## DIRECTION
Lines that hold the word "structure" should be located and copied.

(Extracted records)
□ □ □ □ □ □ □
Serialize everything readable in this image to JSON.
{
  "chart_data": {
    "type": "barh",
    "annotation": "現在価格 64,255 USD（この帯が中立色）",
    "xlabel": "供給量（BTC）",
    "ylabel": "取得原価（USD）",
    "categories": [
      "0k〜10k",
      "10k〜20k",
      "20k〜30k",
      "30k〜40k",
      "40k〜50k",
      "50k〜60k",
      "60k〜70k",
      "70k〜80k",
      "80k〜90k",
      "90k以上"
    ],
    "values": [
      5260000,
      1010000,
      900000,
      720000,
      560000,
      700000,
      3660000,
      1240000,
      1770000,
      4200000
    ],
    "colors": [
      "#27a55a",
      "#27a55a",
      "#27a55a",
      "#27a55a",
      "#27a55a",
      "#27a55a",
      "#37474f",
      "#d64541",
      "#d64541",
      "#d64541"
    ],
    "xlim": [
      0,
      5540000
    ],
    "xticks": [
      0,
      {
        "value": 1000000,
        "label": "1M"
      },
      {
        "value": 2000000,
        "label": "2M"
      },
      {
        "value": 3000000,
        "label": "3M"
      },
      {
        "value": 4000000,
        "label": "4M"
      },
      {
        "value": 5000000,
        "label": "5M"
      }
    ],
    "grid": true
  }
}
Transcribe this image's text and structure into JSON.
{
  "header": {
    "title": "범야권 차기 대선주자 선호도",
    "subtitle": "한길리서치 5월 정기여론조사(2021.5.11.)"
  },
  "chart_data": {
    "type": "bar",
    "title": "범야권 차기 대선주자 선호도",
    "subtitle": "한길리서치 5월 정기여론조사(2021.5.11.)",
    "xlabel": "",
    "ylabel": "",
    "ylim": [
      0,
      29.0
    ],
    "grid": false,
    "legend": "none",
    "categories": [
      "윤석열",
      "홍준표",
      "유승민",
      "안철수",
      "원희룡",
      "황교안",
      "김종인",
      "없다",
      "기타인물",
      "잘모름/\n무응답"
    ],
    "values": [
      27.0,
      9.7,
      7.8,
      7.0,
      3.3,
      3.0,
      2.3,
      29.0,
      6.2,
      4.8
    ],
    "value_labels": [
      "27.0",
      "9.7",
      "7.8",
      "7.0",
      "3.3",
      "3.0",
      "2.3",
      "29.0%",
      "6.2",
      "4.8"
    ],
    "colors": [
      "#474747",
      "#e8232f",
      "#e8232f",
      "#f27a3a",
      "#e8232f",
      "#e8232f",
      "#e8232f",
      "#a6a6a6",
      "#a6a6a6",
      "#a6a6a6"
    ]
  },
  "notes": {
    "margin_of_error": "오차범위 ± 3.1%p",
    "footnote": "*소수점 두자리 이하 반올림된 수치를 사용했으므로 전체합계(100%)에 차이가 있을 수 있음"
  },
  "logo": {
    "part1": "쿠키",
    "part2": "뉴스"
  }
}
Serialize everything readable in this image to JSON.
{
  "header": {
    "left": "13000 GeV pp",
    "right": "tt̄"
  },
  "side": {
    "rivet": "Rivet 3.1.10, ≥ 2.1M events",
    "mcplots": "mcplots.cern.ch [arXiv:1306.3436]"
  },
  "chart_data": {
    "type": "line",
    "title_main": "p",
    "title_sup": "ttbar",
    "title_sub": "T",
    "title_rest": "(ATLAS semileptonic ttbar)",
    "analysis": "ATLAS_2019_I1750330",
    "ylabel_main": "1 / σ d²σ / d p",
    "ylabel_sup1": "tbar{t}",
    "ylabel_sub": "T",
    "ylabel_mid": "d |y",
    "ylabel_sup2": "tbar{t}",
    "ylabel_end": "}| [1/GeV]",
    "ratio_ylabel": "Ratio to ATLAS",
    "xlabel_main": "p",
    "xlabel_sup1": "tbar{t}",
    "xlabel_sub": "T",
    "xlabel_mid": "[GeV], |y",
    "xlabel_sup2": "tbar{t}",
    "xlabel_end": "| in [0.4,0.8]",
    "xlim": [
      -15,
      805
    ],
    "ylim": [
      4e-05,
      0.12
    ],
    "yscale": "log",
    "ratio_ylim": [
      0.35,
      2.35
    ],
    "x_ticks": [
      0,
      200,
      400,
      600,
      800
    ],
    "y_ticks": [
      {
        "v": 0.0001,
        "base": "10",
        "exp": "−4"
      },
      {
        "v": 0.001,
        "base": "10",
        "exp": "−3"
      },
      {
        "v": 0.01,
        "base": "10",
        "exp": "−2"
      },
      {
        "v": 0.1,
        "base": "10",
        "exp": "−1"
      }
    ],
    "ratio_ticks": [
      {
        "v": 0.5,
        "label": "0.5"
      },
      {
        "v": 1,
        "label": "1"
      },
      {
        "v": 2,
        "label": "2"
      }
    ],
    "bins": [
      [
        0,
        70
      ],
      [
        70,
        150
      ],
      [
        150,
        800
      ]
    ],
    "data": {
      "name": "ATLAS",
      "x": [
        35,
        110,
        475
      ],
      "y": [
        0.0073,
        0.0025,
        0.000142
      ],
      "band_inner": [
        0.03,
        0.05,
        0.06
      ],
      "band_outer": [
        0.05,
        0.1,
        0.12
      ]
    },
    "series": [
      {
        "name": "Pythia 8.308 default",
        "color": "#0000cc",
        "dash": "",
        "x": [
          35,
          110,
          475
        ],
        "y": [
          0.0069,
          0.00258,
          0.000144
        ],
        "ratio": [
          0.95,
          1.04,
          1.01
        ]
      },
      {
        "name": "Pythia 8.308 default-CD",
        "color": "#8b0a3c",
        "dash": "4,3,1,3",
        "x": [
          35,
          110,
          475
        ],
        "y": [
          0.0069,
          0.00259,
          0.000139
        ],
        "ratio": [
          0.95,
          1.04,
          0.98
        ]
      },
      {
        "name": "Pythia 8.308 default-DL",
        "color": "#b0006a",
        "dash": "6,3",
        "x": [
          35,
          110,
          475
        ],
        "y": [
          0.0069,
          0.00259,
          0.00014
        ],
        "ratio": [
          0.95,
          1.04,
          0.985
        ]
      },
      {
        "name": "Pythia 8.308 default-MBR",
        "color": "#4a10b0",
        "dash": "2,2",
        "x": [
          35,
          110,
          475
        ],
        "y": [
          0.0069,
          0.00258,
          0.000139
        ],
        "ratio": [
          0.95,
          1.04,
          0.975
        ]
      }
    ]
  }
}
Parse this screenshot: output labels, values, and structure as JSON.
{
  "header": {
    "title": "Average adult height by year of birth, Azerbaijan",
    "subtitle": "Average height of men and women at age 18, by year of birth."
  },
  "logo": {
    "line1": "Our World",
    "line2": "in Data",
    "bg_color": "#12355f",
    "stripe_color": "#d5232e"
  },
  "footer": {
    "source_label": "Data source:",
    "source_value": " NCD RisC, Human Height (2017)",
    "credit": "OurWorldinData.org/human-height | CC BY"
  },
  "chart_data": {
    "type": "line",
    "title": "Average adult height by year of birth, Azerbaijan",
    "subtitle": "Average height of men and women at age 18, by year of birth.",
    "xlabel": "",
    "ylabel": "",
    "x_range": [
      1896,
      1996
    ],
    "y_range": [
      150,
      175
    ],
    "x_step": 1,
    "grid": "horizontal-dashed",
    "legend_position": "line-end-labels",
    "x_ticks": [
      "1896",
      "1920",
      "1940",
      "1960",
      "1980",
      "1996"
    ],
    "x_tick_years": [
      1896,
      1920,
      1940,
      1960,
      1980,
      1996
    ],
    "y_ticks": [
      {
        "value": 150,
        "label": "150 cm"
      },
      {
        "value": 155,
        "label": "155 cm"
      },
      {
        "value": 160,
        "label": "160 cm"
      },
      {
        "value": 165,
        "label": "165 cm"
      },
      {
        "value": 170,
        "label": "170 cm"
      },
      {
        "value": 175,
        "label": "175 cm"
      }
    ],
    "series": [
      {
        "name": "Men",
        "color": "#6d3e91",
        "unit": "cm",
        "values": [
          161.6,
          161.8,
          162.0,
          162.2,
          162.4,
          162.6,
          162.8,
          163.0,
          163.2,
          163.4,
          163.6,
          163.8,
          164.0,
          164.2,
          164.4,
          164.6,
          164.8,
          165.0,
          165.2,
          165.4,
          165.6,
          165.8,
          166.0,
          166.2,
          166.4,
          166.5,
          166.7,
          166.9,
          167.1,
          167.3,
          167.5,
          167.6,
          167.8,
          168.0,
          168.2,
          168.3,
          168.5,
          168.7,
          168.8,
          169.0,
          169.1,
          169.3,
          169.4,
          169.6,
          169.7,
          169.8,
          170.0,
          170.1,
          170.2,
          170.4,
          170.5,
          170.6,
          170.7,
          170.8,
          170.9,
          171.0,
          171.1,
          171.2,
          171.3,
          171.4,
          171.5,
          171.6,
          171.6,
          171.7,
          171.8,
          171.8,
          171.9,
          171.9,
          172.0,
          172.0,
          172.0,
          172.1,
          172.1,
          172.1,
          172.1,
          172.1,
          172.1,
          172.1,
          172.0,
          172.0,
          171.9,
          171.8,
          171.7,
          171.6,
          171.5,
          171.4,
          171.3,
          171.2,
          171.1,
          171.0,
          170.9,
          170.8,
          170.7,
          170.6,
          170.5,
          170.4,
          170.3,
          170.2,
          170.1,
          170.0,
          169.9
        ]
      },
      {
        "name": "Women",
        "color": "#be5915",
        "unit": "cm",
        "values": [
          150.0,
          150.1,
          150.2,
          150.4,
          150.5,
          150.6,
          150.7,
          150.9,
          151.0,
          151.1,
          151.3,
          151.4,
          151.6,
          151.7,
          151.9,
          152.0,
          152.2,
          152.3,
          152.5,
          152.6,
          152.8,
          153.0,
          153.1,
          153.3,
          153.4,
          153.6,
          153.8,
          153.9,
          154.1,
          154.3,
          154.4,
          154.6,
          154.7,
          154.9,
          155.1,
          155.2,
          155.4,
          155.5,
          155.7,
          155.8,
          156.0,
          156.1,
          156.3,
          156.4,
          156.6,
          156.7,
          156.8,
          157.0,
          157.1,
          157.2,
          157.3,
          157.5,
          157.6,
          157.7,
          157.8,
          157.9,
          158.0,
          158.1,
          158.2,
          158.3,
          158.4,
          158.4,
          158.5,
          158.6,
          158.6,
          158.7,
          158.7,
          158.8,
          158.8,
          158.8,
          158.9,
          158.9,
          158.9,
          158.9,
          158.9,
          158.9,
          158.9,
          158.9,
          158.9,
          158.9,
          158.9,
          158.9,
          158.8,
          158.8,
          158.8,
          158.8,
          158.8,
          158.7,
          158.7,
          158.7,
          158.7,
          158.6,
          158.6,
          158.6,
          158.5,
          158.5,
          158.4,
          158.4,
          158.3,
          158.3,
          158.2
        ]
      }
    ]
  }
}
□ □ □ □ □ □ □
## OUTPUT OF THE EXERCISE
Transcribe this image's text and structure into JSON.
Parse this screenshot: output labels, values, and structure as JSON.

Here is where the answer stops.